Report the number of lines that include "oraciones", with no additional text.

EXERCISE MATERIAL:
## begin
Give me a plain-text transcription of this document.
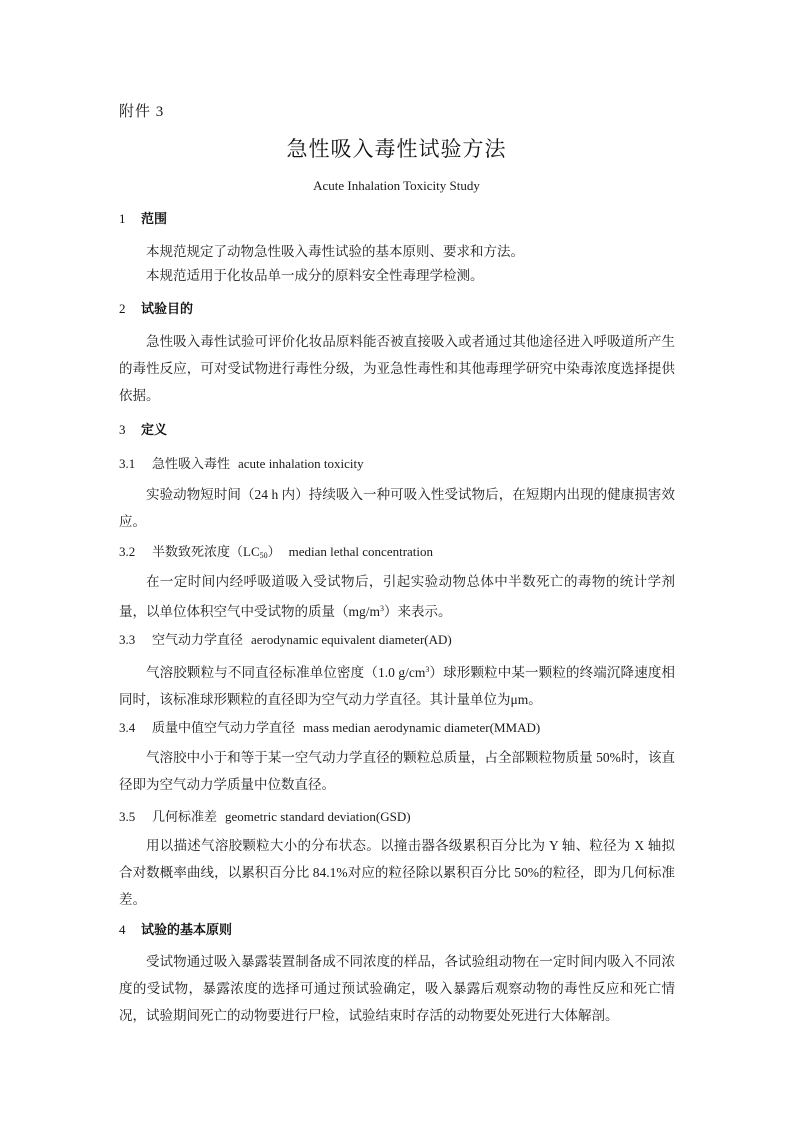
附件 3
急性吸入毒性试验方法
Acute Inhalation Toxicity Study
1 范围
本规范规定了动物急性吸入毒性试验的基本原则、要求和方法。
本规范适用于化妆品单一成分的原料安全性毒理学检测。
2 试验目的
急性吸入毒性试验可评价化妆品原料能否被直接吸入或者通过其他途径进入呼吸道所产生的毒性反应，可对受试物进行毒性分级，为亚急性毒性和其他毒理学研究中染毒浓度选择提供依据。
3 定义
3.1 急性吸入毒性 acute inhalation toxicity
实验动物短时间（24 h 内）持续吸入一种可吸入性受试物后，在短期内出现的健康损害效应。
3.2 半数致死浓度$(LC_{50})$ median lethal concentration
在一定时间内经呼吸道吸入受试物后，引起实验动物总体中半数死亡的毒物的统计学剂量，以单位体积空气中受试物的质量$(mg/m^3)$来表示。
3.3 空气动力学直径 aerodynamic equivalent diameter(AD)
气溶胶颗粒与不同直径标准单位密度（1.0 $g/cm^3$）球形颗粒中某一颗粒的终端沉降速度相同时，该标准球形颗粒的直径即为空气动力学直径。其计量单位为μm。
3.4 质量中值空气动力学直径 mass median aerodynamic diameter(MMAD)
气溶胶中小于和等于某一空气动力学直径的颗粒总质量，占全部颗粒物质量 50%时，该直径即为空气动力学质量中位数直径。
3.5 几何标准差 geometric standard deviation(GSD)
用以描述气溶胶颗粒大小的分布状态。以撞击器各级累积百分比为 Y 轴、粒径为 X 轴拟合对数概率曲线，以累积百分比 84.1%对应的粒径除以累积百分比 50%的粒径，即为几何标准差。
4 试验的基本原则
受试物通过吸入暴露装置制备成不同浓度的样品，各试验组动物在一定时间内吸入不同浓度的受试物，暴露浓度的选择可通过预试验确定，吸入暴露后观察动物的毒性反应和死亡情况，试验期间死亡的动物要进行尸检，试验结束时存活的动物要处死进行大体解剖。
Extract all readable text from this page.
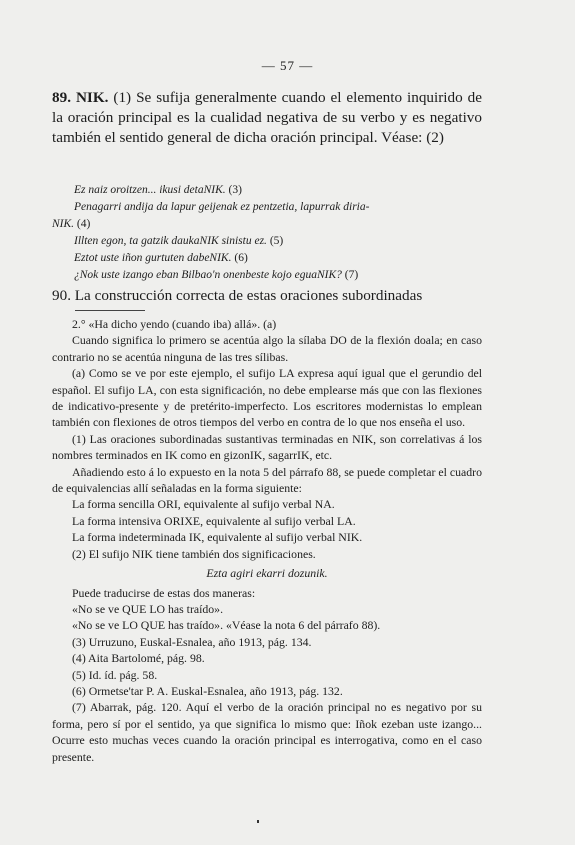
— 57 —
89. NIK. (1) Se sufija generalmente cuando el elemento inquirido de la oración principal es la cualidad negativa de su verbo y es negativo también el sentido general de dicha oración principal. Véase: (2)

Ez naiz oroitzen... ikusi detaNIK. (3)

Penagarri andija da lapur geijenak ez pentzetia, lapurrak diria-

NIK. (4)

Illten egon, ta gatzik daukaNIK sinistu ez. (5)

Eztot uste iñon gurtuten dabeNIK. (6)

¿Nok uste izango eban Bilbao'n onenbeste kojo eguaNIK? (7)

90. La construcción correcta de estas oraciones subordinadas

2.° «Ha dicho yendo (cuando iba) allá». (a)

Cuando significa lo primero se acentúa algo la sílaba DO de la flexión doala; en caso contrario no se acentúa ninguna de las tres sílibas.

(a) Como se ve por este ejemplo, el sufijo LA expresa aquí igual que el gerundio del español. El sufijo LA, con esta significación, no debe emplearse más que con las flexiones de indicativo-presente y de pretérito-imperfecto. Los escritores modernistas lo emplean también con flexiones de otros tiempos del verbo en contra de lo que nos enseña el uso.

(1) Las oraciones subordinadas sustantivas terminadas en NIK, son correlativas á los nombres terminados en IK como en gizonIK, sagarrIK, etc.

Añadiendo esto á lo expuesto en la nota 5 del párrafo 88, se puede completar el cuadro de equivalencias allí señaladas en la forma siguiente:

La forma sencilla ORI, equivalente al sufijo verbal NA.

La forma intensiva ORIXE, equivalente al sufijo verbal LA.

La forma indeterminada IK, equivalente al sufijo verbal NIK.

(2) El sufijo NIK tiene también dos significaciones.

Ezta agiri ekarri dozunik.

Puede traducirse de estas dos maneras:

«No se ve QUE LO has traído».

«No se ve LO QUE has traído». «Véase la nota 6 del párrafo 88).

(3) Urruzuno, Euskal-Esnalea, año 1913, pág. 134.

(4) Aita Bartolomé, pág. 98.

(5) Id. íd. pág. 58.

(6) Ormetse'tar P. A. Euskal-Esnalea, año 1913, pág. 132.

(7) Abarrak, pág. 120. Aquí el verbo de la oración principal no es negativo por su forma, pero sí por el sentido, ya que significa lo mismo que: Iñok ezeban uste izango... Ocurre esto muchas veces cuando la oración principal es interrogativa, como en el caso presente.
## end
SOLUTION FOR THIS EXERCISE:
2